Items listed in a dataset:
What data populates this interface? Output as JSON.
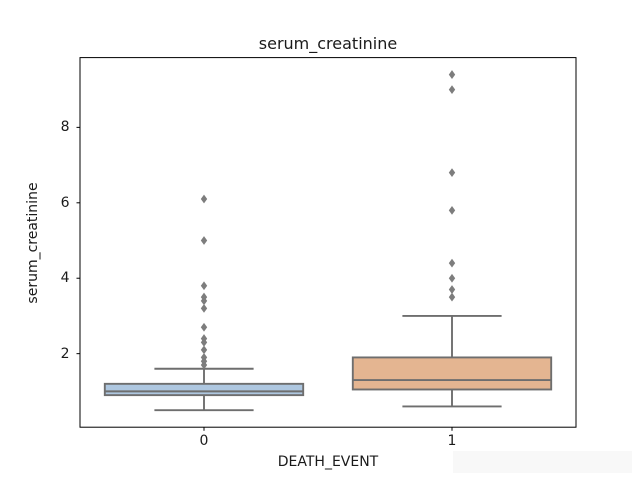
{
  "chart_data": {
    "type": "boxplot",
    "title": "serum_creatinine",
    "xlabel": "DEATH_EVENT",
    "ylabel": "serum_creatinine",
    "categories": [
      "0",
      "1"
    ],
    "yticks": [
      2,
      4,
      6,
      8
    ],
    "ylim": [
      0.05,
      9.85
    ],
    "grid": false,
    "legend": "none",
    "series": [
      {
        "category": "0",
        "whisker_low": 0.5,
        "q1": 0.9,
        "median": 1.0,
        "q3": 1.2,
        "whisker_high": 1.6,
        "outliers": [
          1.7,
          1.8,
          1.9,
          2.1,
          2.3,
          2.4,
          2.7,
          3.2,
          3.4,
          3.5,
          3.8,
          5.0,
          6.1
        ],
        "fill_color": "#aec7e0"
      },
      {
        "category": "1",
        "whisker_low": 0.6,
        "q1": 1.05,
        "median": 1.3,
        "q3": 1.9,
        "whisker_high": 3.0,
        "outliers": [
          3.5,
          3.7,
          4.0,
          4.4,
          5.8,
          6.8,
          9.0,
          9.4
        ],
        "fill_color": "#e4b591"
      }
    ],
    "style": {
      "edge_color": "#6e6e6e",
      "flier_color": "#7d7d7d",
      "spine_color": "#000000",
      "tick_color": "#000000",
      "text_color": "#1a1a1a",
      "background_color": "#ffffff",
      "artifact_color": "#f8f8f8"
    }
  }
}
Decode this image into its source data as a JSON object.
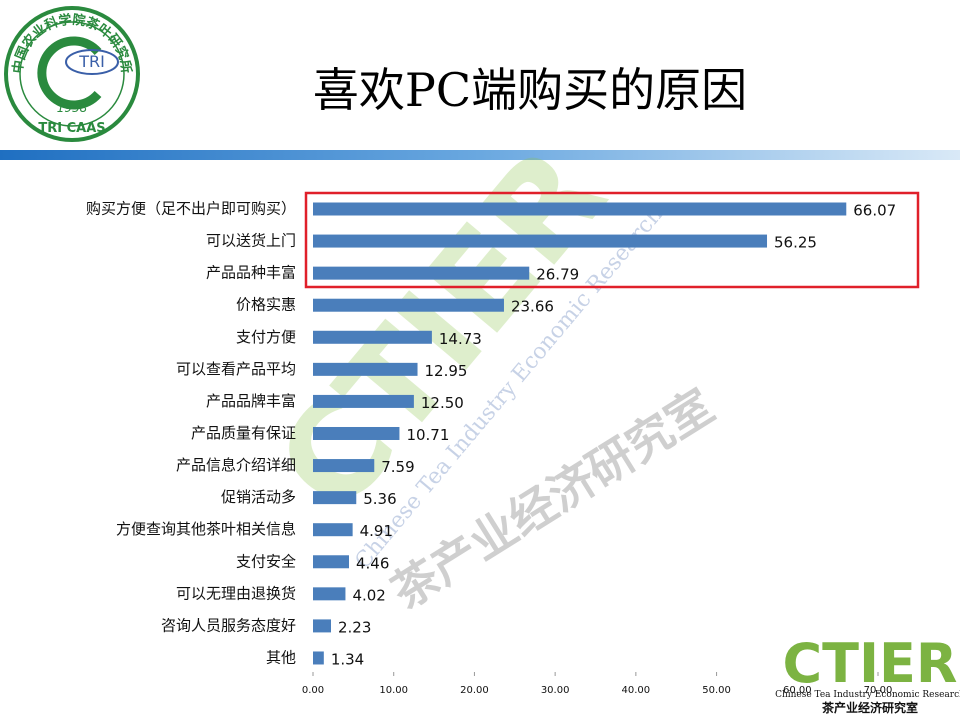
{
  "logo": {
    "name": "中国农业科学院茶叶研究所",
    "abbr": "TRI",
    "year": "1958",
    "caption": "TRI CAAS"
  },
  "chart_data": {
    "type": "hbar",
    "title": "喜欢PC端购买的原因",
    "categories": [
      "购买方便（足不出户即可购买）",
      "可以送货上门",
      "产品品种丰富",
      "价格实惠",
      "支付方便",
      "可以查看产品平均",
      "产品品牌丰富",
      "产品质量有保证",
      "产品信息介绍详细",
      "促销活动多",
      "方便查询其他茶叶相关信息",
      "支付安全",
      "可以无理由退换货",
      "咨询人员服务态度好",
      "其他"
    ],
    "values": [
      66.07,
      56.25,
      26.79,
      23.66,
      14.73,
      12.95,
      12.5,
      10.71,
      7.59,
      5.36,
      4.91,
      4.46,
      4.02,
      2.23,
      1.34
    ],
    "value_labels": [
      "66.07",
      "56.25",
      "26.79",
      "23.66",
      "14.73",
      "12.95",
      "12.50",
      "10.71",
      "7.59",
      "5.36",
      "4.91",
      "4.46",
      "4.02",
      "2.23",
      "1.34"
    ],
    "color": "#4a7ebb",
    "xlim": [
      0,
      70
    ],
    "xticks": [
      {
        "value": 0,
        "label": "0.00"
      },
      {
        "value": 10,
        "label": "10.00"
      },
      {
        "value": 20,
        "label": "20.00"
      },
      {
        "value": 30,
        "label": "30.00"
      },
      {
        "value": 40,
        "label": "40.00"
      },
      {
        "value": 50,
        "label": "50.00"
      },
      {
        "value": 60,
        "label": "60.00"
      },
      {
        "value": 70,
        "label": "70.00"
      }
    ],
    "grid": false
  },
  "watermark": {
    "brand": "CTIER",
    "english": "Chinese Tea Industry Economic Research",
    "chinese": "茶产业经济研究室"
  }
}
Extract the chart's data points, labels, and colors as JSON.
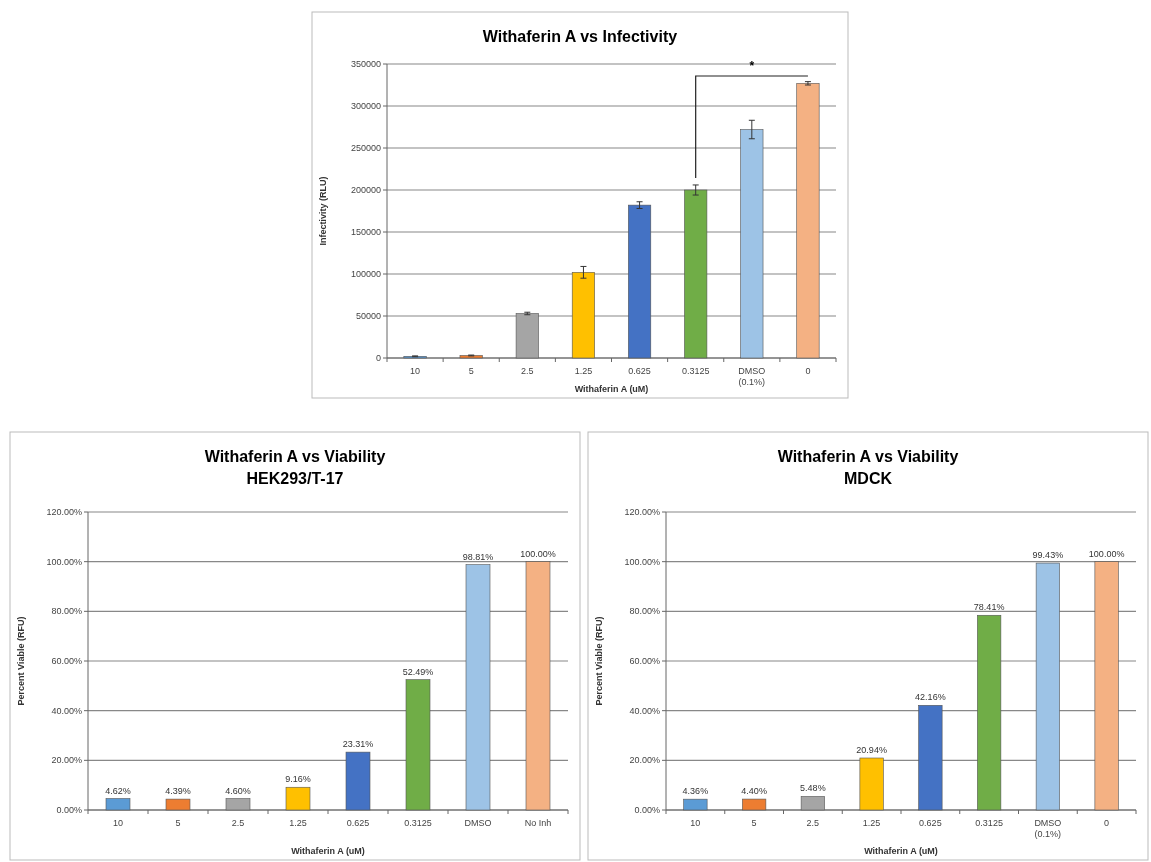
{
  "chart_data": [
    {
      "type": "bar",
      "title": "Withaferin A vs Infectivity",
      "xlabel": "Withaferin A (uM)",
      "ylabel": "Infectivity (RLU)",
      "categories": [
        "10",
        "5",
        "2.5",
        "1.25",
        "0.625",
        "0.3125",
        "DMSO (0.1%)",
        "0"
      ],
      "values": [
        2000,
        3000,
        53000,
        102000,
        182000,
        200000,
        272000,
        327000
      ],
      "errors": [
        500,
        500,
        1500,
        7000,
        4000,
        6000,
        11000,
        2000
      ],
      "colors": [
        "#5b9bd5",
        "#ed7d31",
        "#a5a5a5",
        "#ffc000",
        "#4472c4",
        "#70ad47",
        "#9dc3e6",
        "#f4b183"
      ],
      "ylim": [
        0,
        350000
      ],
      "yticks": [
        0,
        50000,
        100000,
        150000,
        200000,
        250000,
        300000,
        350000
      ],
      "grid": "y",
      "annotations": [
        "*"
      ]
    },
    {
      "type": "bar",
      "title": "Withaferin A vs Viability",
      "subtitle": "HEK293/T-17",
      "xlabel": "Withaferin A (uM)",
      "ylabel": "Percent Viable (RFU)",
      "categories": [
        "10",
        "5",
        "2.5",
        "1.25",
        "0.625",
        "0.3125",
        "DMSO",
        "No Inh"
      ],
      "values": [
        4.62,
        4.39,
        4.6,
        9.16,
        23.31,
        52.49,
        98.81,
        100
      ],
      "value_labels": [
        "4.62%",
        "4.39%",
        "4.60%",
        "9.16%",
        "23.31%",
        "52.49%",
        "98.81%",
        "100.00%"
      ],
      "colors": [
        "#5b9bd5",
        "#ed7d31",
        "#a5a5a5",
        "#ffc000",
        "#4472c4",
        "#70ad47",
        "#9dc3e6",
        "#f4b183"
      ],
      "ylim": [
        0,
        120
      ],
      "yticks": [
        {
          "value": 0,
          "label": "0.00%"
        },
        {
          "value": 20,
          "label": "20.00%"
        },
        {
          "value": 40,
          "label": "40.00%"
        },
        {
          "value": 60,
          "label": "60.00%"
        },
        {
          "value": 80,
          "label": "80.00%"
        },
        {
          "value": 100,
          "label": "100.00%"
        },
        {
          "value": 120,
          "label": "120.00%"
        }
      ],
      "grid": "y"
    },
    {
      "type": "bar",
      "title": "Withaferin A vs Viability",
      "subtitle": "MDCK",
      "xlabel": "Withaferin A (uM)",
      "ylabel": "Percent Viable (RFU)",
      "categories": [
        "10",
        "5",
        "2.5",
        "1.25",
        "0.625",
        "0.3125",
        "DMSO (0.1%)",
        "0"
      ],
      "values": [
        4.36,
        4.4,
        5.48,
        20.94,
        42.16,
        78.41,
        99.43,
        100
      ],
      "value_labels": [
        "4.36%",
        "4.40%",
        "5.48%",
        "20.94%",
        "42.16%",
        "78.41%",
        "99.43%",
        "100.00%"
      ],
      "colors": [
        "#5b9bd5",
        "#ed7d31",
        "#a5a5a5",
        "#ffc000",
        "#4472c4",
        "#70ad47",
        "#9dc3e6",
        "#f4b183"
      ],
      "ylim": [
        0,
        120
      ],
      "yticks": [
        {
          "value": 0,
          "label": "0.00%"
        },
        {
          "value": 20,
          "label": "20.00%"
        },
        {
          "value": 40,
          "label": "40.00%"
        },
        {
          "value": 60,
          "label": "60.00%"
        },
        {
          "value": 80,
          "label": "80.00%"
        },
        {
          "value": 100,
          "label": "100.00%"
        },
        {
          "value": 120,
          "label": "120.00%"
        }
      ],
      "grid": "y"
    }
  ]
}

AIM OF THE TASK
Without the pictures, transcribe the listing above exactly.

RESULT OF THE EXERCISE
What data populates this interface? Output as JSON.
{
  "chart_data": {
    "type": "boxplot",
    "title": "serum_creatinine",
    "xlabel": "DEATH_EVENT",
    "ylabel": "serum_creatinine",
    "categories": [
      "0",
      "1"
    ],
    "yticks": [
      2,
      4,
      6,
      8
    ],
    "ylim": [
      0.05,
      9.85
    ],
    "grid": false,
    "legend": "none",
    "series": [
      {
        "category": "0",
        "whisker_low": 0.5,
        "q1": 0.9,
        "median": 1.0,
        "q3": 1.2,
        "whisker_high": 1.6,
        "outliers": [
          1.7,
          1.8,
          1.9,
          2.1,
          2.3,
          2.4,
          2.7,
          3.2,
          3.4,
          3.5,
          3.8,
          5.0,
          6.1
        ],
        "fill_color": "#aec7e0"
      },
      {
        "category": "1",
        "whisker_low": 0.6,
        "q1": 1.05,
        "median": 1.3,
        "q3": 1.9,
        "whisker_high": 3.0,
        "outliers": [
          3.5,
          3.7,
          4.0,
          4.4,
          5.8,
          6.8,
          9.0,
          9.4
        ],
        "fill_color": "#e4b591"
      }
    ],
    "style": {
      "edge_color": "#6e6e6e",
      "flier_color": "#7d7d7d",
      "spine_color": "#000000",
      "tick_color": "#000000",
      "text_color": "#1a1a1a",
      "background_color": "#ffffff",
      "artifact_color": "#f8f8f8"
    }
  }
}
Decode this image into its source data as a JSON object.
{
  "logo": {
    "name": "中国农业科学院茶叶研究所",
    "abbr": "TRI",
    "year": "1958",
    "caption": "TRI CAAS"
  },
  "chart_data": {
    "type": "hbar",
    "title": "喜欢PC端购买的原因",
    "categories": [
      "购买方便（足不出户即可购买）",
      "可以送货上门",
      "产品品种丰富",
      "价格实惠",
      "支付方便",
      "可以查看产品平均",
      "产品品牌丰富",
      "产品质量有保证",
      "产品信息介绍详细",
      "促销活动多",
      "方便查询其他茶叶相关信息",
      "支付安全",
      "可以无理由退换货",
      "咨询人员服务态度好",
      "其他"
    ],
    "values": [
      66.07,
      56.25,
      26.79,
      23.66,
      14.73,
      12.95,
      12.5,
      10.71,
      7.59,
      5.36,
      4.91,
      4.46,
      4.02,
      2.23,
      1.34
    ],
    "value_labels": [
      "66.07",
      "56.25",
      "26.79",
      "23.66",
      "14.73",
      "12.95",
      "12.50",
      "10.71",
      "7.59",
      "5.36",
      "4.91",
      "4.46",
      "4.02",
      "2.23",
      "1.34"
    ],
    "color": "#4a7ebb",
    "xlim": [
      0,
      70
    ],
    "xticks": [
      {
        "value": 0,
        "label": "0.00"
      },
      {
        "value": 10,
        "label": "10.00"
      },
      {
        "value": 20,
        "label": "20.00"
      },
      {
        "value": 30,
        "label": "30.00"
      },
      {
        "value": 40,
        "label": "40.00"
      },
      {
        "value": 50,
        "label": "50.00"
      },
      {
        "value": 60,
        "label": "60.00"
      },
      {
        "value": 70,
        "label": "70.00"
      }
    ],
    "grid": false
  },
  "watermark": {
    "brand": "CTIER",
    "english": "Chinese Tea Industry Economic Research",
    "chinese": "茶产业经济研究室"
  }
}
Extract the chart's data points, labels, and colors as JSON.
{
  "chart_data": [
    {
      "type": "bar",
      "title": "Withaferin A vs Infectivity",
      "xlabel": "Withaferin A (uM)",
      "ylabel": "Infectivity (RLU)",
      "categories": [
        "10",
        "5",
        "2.5",
        "1.25",
        "0.625",
        "0.3125",
        "DMSO (0.1%)",
        "0"
      ],
      "values": [
        2000,
        3000,
        53000,
        102000,
        182000,
        200000,
        272000,
        327000
      ],
      "errors": [
        500,
        500,
        1500,
        7000,
        4000,
        6000,
        11000,
        2000
      ],
      "colors": [
        "#5b9bd5",
        "#ed7d31",
        "#a5a5a5",
        "#ffc000",
        "#4472c4",
        "#70ad47",
        "#9dc3e6",
        "#f4b183"
      ],
      "ylim": [
        0,
        350000
      ],
      "yticks": [
        0,
        50000,
        100000,
        150000,
        200000,
        250000,
        300000,
        350000
      ],
      "grid": "y",
      "annotations": [
        "*"
      ]
    },
    {
      "type": "bar",
      "title": "Withaferin A vs Viability",
      "subtitle": "HEK293/T-17",
      "xlabel": "Withaferin A (uM)",
      "ylabel": "Percent Viable (RFU)",
      "categories": [
        "10",
        "5",
        "2.5",
        "1.25",
        "0.625",
        "0.3125",
        "DMSO",
        "No Inh"
      ],
      "values": [
        4.62,
        4.39,
        4.6,
        9.16,
        23.31,
        52.49,
        98.81,
        100
      ],
      "value_labels": [
        "4.62%",
        "4.39%",
        "4.60%",
        "9.16%",
        "23.31%",
        "52.49%",
        "98.81%",
        "100.00%"
      ],
      "colors": [
        "#5b9bd5",
        "#ed7d31",
        "#a5a5a5",
        "#ffc000",
        "#4472c4",
        "#70ad47",
        "#9dc3e6",
        "#f4b183"
      ],
      "ylim": [
        0,
        120
      ],
      "yticks": [
        {
          "value": 0,
          "label": "0.00%"
        },
        {
          "value": 20,
          "label": "20.00%"
        },
        {
          "value": 40,
          "label": "40.00%"
        },
        {
          "value": 60,
          "label": "60.00%"
        },
        {
          "value": 80,
          "label": "80.00%"
        },
        {
          "value": 100,
          "label": "100.00%"
        },
        {
          "value": 120,
          "label": "120.00%"
        }
      ],
      "grid": "y"
    },
    {
      "type": "bar",
      "title": "Withaferin A vs Viability",
      "subtitle": "MDCK",
      "xlabel": "Withaferin A (uM)",
      "ylabel": "Percent Viable (RFU)",
      "categories": [
        "10",
        "5",
        "2.5",
        "1.25",
        "0.625",
        "0.3125",
        "DMSO (0.1%)",
        "0"
      ],
      "values": [
        4.36,
        4.4,
        5.48,
        20.94,
        42.16,
        78.41,
        99.43,
        100
      ],
      "value_labels": [
        "4.36%",
        "4.40%",
        "5.48%",
        "20.94%",
        "42.16%",
        "78.41%",
        "99.43%",
        "100.00%"
      ],
      "colors": [
        "#5b9bd5",
        "#ed7d31",
        "#a5a5a5",
        "#ffc000",
        "#4472c4",
        "#70ad47",
        "#9dc3e6",
        "#f4b183"
      ],
      "ylim": [
        0,
        120
      ],
      "yticks": [
        {
          "value": 0,
          "label": "0.00%"
        },
        {
          "value": 20,
          "label": "20.00%"
        },
        {
          "value": 40,
          "label": "40.00%"
        },
        {
          "value": 60,
          "label": "60.00%"
        },
        {
          "value": 80,
          "label": "80.00%"
        },
        {
          "value": 100,
          "label": "100.00%"
        },
        {
          "value": 120,
          "label": "120.00%"
        }
      ],
      "grid": "y"
    }
  ]
}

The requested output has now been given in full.